▶ _Problem details_
Gather every line in the records below that contains the word "einen".

▶ _Input for this task_
## Begin

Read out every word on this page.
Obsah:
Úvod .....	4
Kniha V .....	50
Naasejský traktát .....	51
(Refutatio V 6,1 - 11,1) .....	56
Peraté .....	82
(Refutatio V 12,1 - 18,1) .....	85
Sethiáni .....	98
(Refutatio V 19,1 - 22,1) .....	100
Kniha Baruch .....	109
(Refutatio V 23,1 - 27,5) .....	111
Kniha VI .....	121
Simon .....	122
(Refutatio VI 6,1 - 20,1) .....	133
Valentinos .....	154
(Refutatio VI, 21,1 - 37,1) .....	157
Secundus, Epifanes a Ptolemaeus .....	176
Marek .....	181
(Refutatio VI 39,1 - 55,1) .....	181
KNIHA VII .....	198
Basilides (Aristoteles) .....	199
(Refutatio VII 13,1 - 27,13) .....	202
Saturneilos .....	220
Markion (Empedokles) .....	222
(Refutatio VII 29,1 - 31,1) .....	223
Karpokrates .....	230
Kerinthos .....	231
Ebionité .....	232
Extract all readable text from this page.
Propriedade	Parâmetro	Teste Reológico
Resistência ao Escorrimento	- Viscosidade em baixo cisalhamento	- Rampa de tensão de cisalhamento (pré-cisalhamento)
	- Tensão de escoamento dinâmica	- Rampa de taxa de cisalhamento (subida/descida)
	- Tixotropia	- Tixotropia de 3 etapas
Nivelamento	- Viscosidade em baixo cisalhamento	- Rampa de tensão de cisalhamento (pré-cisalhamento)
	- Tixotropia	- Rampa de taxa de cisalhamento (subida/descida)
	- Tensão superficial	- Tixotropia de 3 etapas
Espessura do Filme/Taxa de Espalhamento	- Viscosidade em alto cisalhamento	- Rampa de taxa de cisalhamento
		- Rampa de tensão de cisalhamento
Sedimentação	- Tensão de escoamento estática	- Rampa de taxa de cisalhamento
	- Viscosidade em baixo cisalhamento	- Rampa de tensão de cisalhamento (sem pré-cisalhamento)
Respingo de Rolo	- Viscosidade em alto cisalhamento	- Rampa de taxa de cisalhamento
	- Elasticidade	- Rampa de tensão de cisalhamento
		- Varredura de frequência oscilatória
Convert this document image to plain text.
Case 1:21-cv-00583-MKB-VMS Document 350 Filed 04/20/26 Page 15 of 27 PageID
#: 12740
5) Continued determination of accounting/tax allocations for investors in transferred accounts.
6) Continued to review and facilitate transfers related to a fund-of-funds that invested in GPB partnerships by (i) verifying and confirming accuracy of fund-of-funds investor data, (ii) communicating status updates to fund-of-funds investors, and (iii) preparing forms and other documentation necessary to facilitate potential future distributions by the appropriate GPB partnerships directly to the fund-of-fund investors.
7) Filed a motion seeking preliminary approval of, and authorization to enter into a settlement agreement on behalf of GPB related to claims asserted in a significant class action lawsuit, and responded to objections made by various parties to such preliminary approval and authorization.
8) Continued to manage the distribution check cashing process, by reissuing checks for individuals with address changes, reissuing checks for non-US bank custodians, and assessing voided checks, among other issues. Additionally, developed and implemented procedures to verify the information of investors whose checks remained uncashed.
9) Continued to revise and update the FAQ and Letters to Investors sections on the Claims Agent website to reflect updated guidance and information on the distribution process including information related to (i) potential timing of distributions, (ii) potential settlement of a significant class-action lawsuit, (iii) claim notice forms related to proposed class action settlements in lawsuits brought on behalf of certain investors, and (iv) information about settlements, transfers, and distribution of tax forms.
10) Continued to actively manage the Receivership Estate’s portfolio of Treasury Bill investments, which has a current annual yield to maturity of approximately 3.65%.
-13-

## End
## Begin

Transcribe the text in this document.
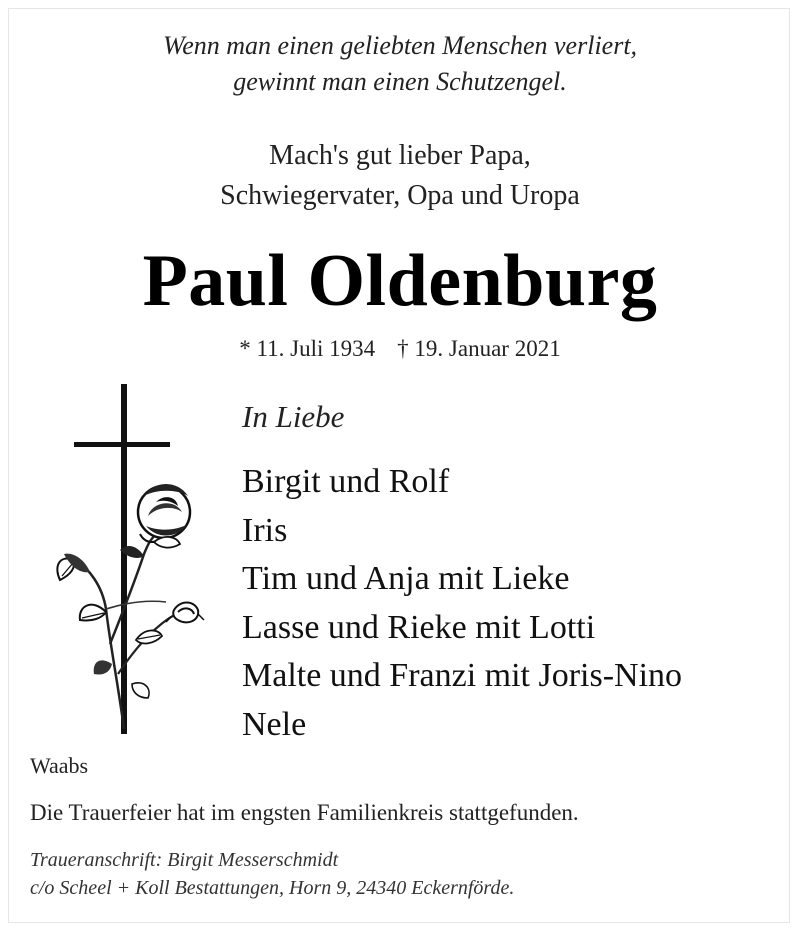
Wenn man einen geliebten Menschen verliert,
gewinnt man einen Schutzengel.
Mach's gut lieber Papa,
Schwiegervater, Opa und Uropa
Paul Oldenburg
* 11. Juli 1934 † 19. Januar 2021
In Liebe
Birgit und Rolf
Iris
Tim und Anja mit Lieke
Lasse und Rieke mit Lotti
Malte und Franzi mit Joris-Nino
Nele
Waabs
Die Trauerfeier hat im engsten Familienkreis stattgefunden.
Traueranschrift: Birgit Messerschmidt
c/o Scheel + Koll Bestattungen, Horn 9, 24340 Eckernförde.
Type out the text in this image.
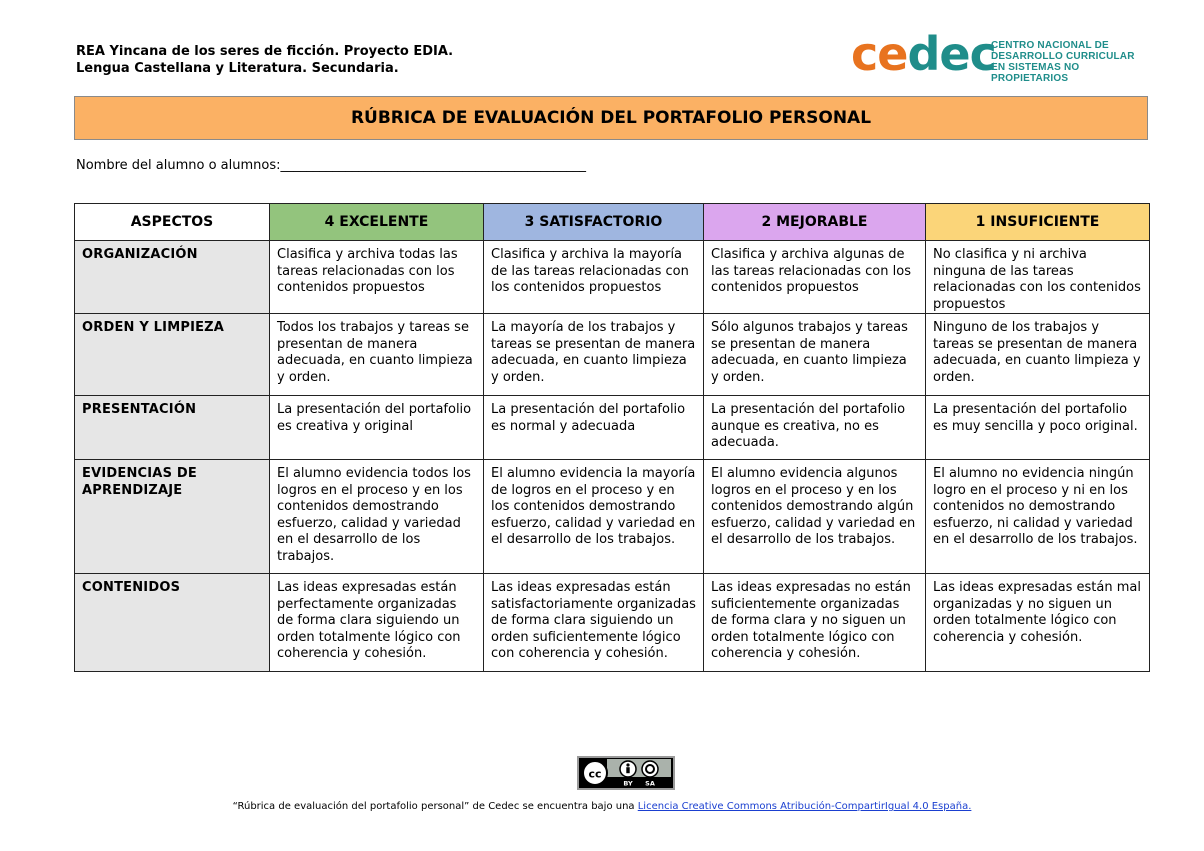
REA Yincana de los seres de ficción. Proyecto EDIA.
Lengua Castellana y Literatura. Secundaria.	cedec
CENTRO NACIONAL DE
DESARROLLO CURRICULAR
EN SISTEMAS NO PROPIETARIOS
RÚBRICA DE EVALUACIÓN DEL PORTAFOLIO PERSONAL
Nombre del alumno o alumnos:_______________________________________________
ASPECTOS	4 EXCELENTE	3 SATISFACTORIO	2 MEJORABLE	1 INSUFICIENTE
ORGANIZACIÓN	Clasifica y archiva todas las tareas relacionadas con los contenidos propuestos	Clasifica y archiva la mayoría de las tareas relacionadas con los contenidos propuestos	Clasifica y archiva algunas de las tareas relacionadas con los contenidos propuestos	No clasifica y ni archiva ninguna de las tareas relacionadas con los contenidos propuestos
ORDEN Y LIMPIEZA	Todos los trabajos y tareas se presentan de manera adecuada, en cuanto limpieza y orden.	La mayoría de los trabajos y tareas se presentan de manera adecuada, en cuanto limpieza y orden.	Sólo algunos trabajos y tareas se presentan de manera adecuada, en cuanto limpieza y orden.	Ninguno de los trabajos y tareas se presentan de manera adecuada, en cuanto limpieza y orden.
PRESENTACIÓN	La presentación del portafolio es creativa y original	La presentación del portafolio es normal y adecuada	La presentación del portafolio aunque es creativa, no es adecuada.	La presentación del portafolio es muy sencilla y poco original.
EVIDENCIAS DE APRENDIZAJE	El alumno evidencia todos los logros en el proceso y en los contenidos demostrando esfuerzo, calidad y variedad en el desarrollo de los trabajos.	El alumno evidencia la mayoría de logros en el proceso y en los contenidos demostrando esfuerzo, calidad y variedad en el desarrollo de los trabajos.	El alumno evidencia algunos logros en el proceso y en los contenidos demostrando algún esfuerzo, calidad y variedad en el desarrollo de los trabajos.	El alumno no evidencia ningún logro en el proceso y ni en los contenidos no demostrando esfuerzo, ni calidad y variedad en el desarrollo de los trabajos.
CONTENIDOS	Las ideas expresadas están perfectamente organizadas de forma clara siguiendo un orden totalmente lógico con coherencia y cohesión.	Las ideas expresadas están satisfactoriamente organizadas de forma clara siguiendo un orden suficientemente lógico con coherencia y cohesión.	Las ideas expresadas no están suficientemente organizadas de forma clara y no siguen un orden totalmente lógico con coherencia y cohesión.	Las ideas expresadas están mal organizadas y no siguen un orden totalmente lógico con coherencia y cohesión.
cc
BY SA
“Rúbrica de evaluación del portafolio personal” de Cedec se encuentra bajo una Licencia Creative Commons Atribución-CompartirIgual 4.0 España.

## End
## Begin

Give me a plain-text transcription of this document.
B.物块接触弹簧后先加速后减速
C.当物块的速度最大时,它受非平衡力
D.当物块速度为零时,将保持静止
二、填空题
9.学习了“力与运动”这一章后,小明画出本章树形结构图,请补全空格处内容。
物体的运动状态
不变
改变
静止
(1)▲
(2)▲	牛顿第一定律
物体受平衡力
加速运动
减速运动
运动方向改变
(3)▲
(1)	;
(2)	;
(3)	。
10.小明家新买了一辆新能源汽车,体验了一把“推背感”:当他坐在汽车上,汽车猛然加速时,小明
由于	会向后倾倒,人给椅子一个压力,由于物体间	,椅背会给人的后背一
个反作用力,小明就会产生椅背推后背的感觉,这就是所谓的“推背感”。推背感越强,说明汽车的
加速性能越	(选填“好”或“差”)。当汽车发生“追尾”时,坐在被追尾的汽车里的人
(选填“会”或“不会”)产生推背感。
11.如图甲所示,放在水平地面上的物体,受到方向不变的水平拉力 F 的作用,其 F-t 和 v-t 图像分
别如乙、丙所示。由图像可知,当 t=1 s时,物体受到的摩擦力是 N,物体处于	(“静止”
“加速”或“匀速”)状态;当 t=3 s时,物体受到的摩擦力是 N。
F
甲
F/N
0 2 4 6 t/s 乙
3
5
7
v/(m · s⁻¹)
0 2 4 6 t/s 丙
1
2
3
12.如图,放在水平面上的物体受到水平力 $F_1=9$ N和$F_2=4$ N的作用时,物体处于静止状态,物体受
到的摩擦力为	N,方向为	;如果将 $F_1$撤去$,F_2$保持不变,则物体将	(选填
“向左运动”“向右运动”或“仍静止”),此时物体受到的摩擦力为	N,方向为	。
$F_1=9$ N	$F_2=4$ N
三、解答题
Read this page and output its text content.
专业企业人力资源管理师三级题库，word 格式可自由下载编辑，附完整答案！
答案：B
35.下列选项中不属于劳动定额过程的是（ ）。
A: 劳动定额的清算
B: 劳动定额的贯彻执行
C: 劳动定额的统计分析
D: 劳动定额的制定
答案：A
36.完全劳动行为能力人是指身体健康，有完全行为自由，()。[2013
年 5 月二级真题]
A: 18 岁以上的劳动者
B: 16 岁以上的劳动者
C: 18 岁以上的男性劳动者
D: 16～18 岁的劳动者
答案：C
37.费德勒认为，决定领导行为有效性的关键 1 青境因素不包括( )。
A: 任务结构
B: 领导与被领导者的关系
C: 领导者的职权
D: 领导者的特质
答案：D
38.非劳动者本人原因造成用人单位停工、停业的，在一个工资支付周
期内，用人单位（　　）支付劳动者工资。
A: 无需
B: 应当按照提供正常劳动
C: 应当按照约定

## End

▶ _Completed task_
Wenn man einen geliebten Menschen verliert,
gewinnt man einen Schutzengel.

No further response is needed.